### WORK TASK
Using the material below, copy every line where "left" appears.

### EXERCISE INPUTS
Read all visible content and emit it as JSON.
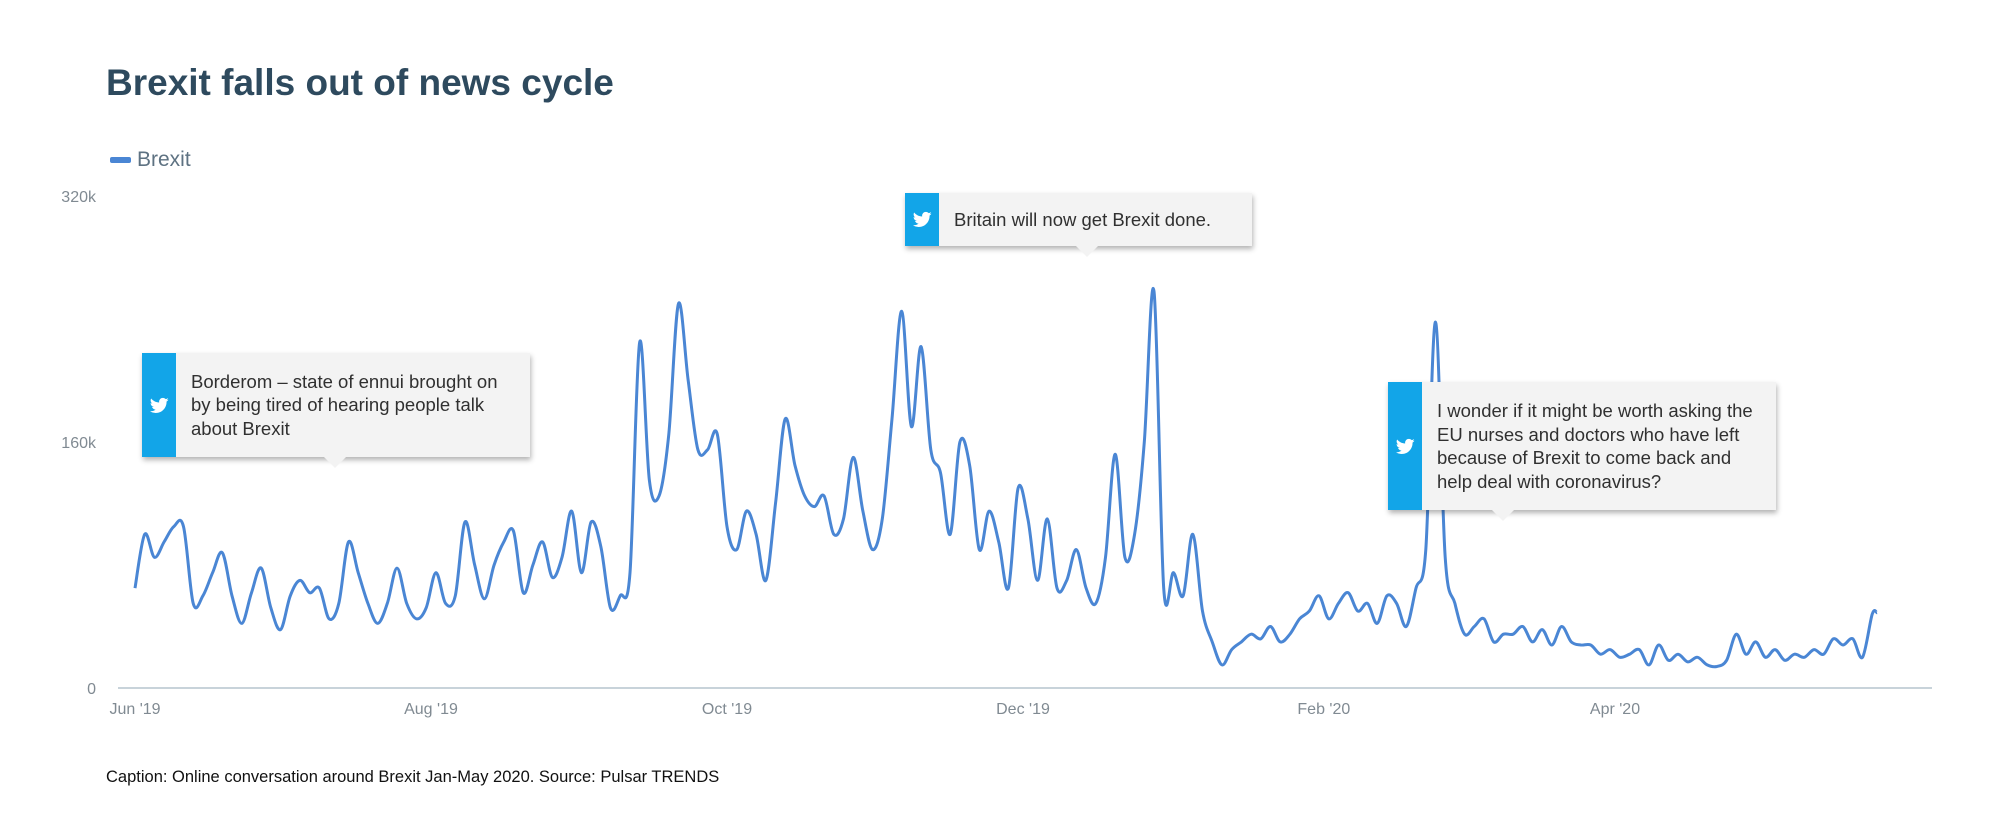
{
  "chart_data": {
    "type": "line",
    "title": "Brexit falls out of news cycle",
    "series": [
      {
        "name": "Brexit",
        "color": "#4a86d4",
        "points": [
          [
            "2019-06-01",
            65000
          ],
          [
            "2019-06-03",
            100000
          ],
          [
            "2019-06-05",
            85000
          ],
          [
            "2019-06-07",
            95000
          ],
          [
            "2019-06-09",
            105000
          ],
          [
            "2019-06-11",
            105000
          ],
          [
            "2019-06-13",
            55000
          ],
          [
            "2019-06-15",
            60000
          ],
          [
            "2019-06-17",
            75000
          ],
          [
            "2019-06-19",
            88000
          ],
          [
            "2019-06-21",
            60000
          ],
          [
            "2019-06-23",
            42000
          ],
          [
            "2019-06-25",
            62000
          ],
          [
            "2019-06-27",
            78000
          ],
          [
            "2019-06-29",
            52000
          ],
          [
            "2019-07-01",
            38000
          ],
          [
            "2019-07-03",
            60000
          ],
          [
            "2019-07-05",
            70000
          ],
          [
            "2019-07-07",
            62000
          ],
          [
            "2019-07-09",
            65000
          ],
          [
            "2019-07-11",
            45000
          ],
          [
            "2019-07-13",
            55000
          ],
          [
            "2019-07-15",
            95000
          ],
          [
            "2019-07-17",
            75000
          ],
          [
            "2019-07-19",
            55000
          ],
          [
            "2019-07-21",
            42000
          ],
          [
            "2019-07-23",
            55000
          ],
          [
            "2019-07-25",
            78000
          ],
          [
            "2019-07-27",
            55000
          ],
          [
            "2019-07-29",
            45000
          ],
          [
            "2019-07-31",
            52000
          ],
          [
            "2019-08-02",
            75000
          ],
          [
            "2019-08-04",
            55000
          ],
          [
            "2019-08-06",
            60000
          ],
          [
            "2019-08-08",
            108000
          ],
          [
            "2019-08-10",
            80000
          ],
          [
            "2019-08-12",
            58000
          ],
          [
            "2019-08-14",
            80000
          ],
          [
            "2019-08-16",
            95000
          ],
          [
            "2019-08-18",
            102000
          ],
          [
            "2019-08-20",
            62000
          ],
          [
            "2019-08-22",
            80000
          ],
          [
            "2019-08-24",
            95000
          ],
          [
            "2019-08-26",
            72000
          ],
          [
            "2019-08-28",
            85000
          ],
          [
            "2019-08-30",
            115000
          ],
          [
            "2019-09-01",
            75000
          ],
          [
            "2019-09-03",
            108000
          ],
          [
            "2019-09-05",
            92000
          ],
          [
            "2019-09-07",
            52000
          ],
          [
            "2019-09-09",
            60000
          ],
          [
            "2019-09-11",
            75000
          ],
          [
            "2019-09-13",
            225000
          ],
          [
            "2019-09-15",
            135000
          ],
          [
            "2019-09-17",
            125000
          ],
          [
            "2019-09-19",
            165000
          ],
          [
            "2019-09-21",
            250000
          ],
          [
            "2019-09-23",
            200000
          ],
          [
            "2019-09-25",
            155000
          ],
          [
            "2019-09-27",
            155000
          ],
          [
            "2019-09-29",
            165000
          ],
          [
            "2019-10-01",
            105000
          ],
          [
            "2019-10-03",
            90000
          ],
          [
            "2019-10-05",
            115000
          ],
          [
            "2019-10-07",
            100000
          ],
          [
            "2019-10-09",
            70000
          ],
          [
            "2019-10-11",
            120000
          ],
          [
            "2019-10-13",
            175000
          ],
          [
            "2019-10-15",
            145000
          ],
          [
            "2019-10-17",
            125000
          ],
          [
            "2019-10-19",
            118000
          ],
          [
            "2019-10-21",
            125000
          ],
          [
            "2019-10-23",
            100000
          ],
          [
            "2019-10-25",
            110000
          ],
          [
            "2019-10-27",
            150000
          ],
          [
            "2019-10-29",
            115000
          ],
          [
            "2019-10-31",
            90000
          ],
          [
            "2019-11-02",
            110000
          ],
          [
            "2019-11-04",
            175000
          ],
          [
            "2019-11-06",
            245000
          ],
          [
            "2019-11-08",
            170000
          ],
          [
            "2019-11-10",
            222000
          ],
          [
            "2019-11-12",
            155000
          ],
          [
            "2019-11-14",
            140000
          ],
          [
            "2019-11-16",
            100000
          ],
          [
            "2019-11-18",
            160000
          ],
          [
            "2019-11-20",
            145000
          ],
          [
            "2019-11-22",
            90000
          ],
          [
            "2019-11-24",
            115000
          ],
          [
            "2019-11-26",
            95000
          ],
          [
            "2019-11-28",
            65000
          ],
          [
            "2019-11-30",
            130000
          ],
          [
            "2019-12-02",
            110000
          ],
          [
            "2019-12-04",
            70000
          ],
          [
            "2019-12-06",
            110000
          ],
          [
            "2019-12-08",
            65000
          ],
          [
            "2019-12-10",
            70000
          ],
          [
            "2019-12-12",
            90000
          ],
          [
            "2019-12-14",
            65000
          ],
          [
            "2019-12-16",
            55000
          ],
          [
            "2019-12-18",
            85000
          ],
          [
            "2019-12-20",
            152000
          ],
          [
            "2019-12-22",
            85000
          ],
          [
            "2019-12-24",
            100000
          ],
          [
            "2019-12-26",
            160000
          ],
          [
            "2019-12-28",
            258000
          ],
          [
            "2019-12-30",
            65000
          ],
          [
            "2020-01-01",
            75000
          ],
          [
            "2020-01-03",
            60000
          ],
          [
            "2020-01-05",
            100000
          ],
          [
            "2020-01-07",
            50000
          ],
          [
            "2020-01-09",
            30000
          ],
          [
            "2020-01-11",
            15000
          ],
          [
            "2020-01-13",
            25000
          ],
          [
            "2020-01-15",
            30000
          ],
          [
            "2020-01-17",
            35000
          ],
          [
            "2020-01-19",
            32000
          ],
          [
            "2020-01-21",
            40000
          ],
          [
            "2020-01-23",
            30000
          ],
          [
            "2020-01-25",
            35000
          ],
          [
            "2020-01-27",
            45000
          ],
          [
            "2020-01-29",
            50000
          ],
          [
            "2020-01-31",
            60000
          ],
          [
            "2020-02-02",
            45000
          ],
          [
            "2020-02-04",
            55000
          ],
          [
            "2020-02-06",
            62000
          ],
          [
            "2020-02-08",
            50000
          ],
          [
            "2020-02-10",
            55000
          ],
          [
            "2020-02-12",
            42000
          ],
          [
            "2020-02-14",
            60000
          ],
          [
            "2020-02-16",
            55000
          ],
          [
            "2020-02-18",
            40000
          ],
          [
            "2020-02-20",
            65000
          ],
          [
            "2020-02-22",
            90000
          ],
          [
            "2020-02-24",
            238000
          ],
          [
            "2020-02-26",
            85000
          ],
          [
            "2020-02-28",
            55000
          ],
          [
            "2020-03-01",
            35000
          ],
          [
            "2020-03-03",
            40000
          ],
          [
            "2020-03-05",
            45000
          ],
          [
            "2020-03-07",
            30000
          ],
          [
            "2020-03-09",
            35000
          ],
          [
            "2020-03-11",
            35000
          ],
          [
            "2020-03-13",
            40000
          ],
          [
            "2020-03-15",
            30000
          ],
          [
            "2020-03-17",
            38000
          ],
          [
            "2020-03-19",
            28000
          ],
          [
            "2020-03-21",
            40000
          ],
          [
            "2020-03-23",
            30000
          ],
          [
            "2020-03-25",
            28000
          ],
          [
            "2020-03-27",
            28000
          ],
          [
            "2020-03-29",
            22000
          ],
          [
            "2020-03-31",
            25000
          ],
          [
            "2020-04-02",
            20000
          ],
          [
            "2020-04-04",
            22000
          ],
          [
            "2020-04-06",
            25000
          ],
          [
            "2020-04-08",
            15000
          ],
          [
            "2020-04-10",
            28000
          ],
          [
            "2020-04-12",
            18000
          ],
          [
            "2020-04-14",
            22000
          ],
          [
            "2020-04-16",
            17000
          ],
          [
            "2020-04-18",
            20000
          ],
          [
            "2020-04-20",
            15000
          ],
          [
            "2020-04-22",
            14000
          ],
          [
            "2020-04-24",
            18000
          ],
          [
            "2020-04-26",
            35000
          ],
          [
            "2020-04-28",
            22000
          ],
          [
            "2020-04-30",
            30000
          ],
          [
            "2020-05-02",
            20000
          ],
          [
            "2020-05-04",
            25000
          ],
          [
            "2020-05-06",
            18000
          ],
          [
            "2020-05-08",
            22000
          ],
          [
            "2020-05-10",
            20000
          ],
          [
            "2020-05-12",
            25000
          ],
          [
            "2020-05-14",
            22000
          ],
          [
            "2020-05-16",
            32000
          ],
          [
            "2020-05-18",
            28000
          ],
          [
            "2020-05-20",
            32000
          ],
          [
            "2020-05-22",
            20000
          ],
          [
            "2020-05-24",
            48000
          ],
          [
            "2020-05-25",
            49000
          ]
        ]
      }
    ],
    "x_axis": {
      "tick_labels": [
        "Jun '19",
        "Aug '19",
        "Oct '19",
        "Dec '19",
        "Feb '20",
        "Apr '20"
      ],
      "tick_dates": [
        "2019-06-01",
        "2019-08-01",
        "2019-10-01",
        "2019-12-01",
        "2020-02-01",
        "2020-04-01"
      ],
      "range": [
        "2019-06-01",
        "2020-06-01"
      ]
    },
    "y_axis": {
      "tick_labels": [
        "0",
        "160k",
        "320k"
      ],
      "tick_values": [
        0,
        160000,
        320000
      ],
      "range": [
        0,
        320000
      ]
    },
    "grid": false,
    "legend": {
      "position": "top-left",
      "items": [
        "Brexit"
      ]
    },
    "annotations": [
      {
        "icon": "twitter-icon",
        "text": "Borderom – state of ennui brought on by being tired of hearing people talk about Brexit"
      },
      {
        "icon": "twitter-icon",
        "text": "Britain will now get Brexit done."
      },
      {
        "icon": "twitter-icon",
        "text": "I wonder if it might be worth asking the EU nurses and doctors who have left because of Brexit to come back and help deal with coronavirus?"
      }
    ]
  },
  "caption": "Caption: Online conversation around Brexit Jan-May 2020. Source: Pulsar TRENDS",
  "colors": {
    "line": "#4a86d4",
    "title": "#2e4a5e",
    "twitter": "#12a5e8",
    "callout_bg": "#f3f3f3",
    "axis": "#c8d3da"
  }
}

### ANSWER SECTION
      "position": "top-left",
        "text": "I wonder if it might be worth asking the EU nurses and doctors who have left because of Brexit to come back and help deal with coronavirus?"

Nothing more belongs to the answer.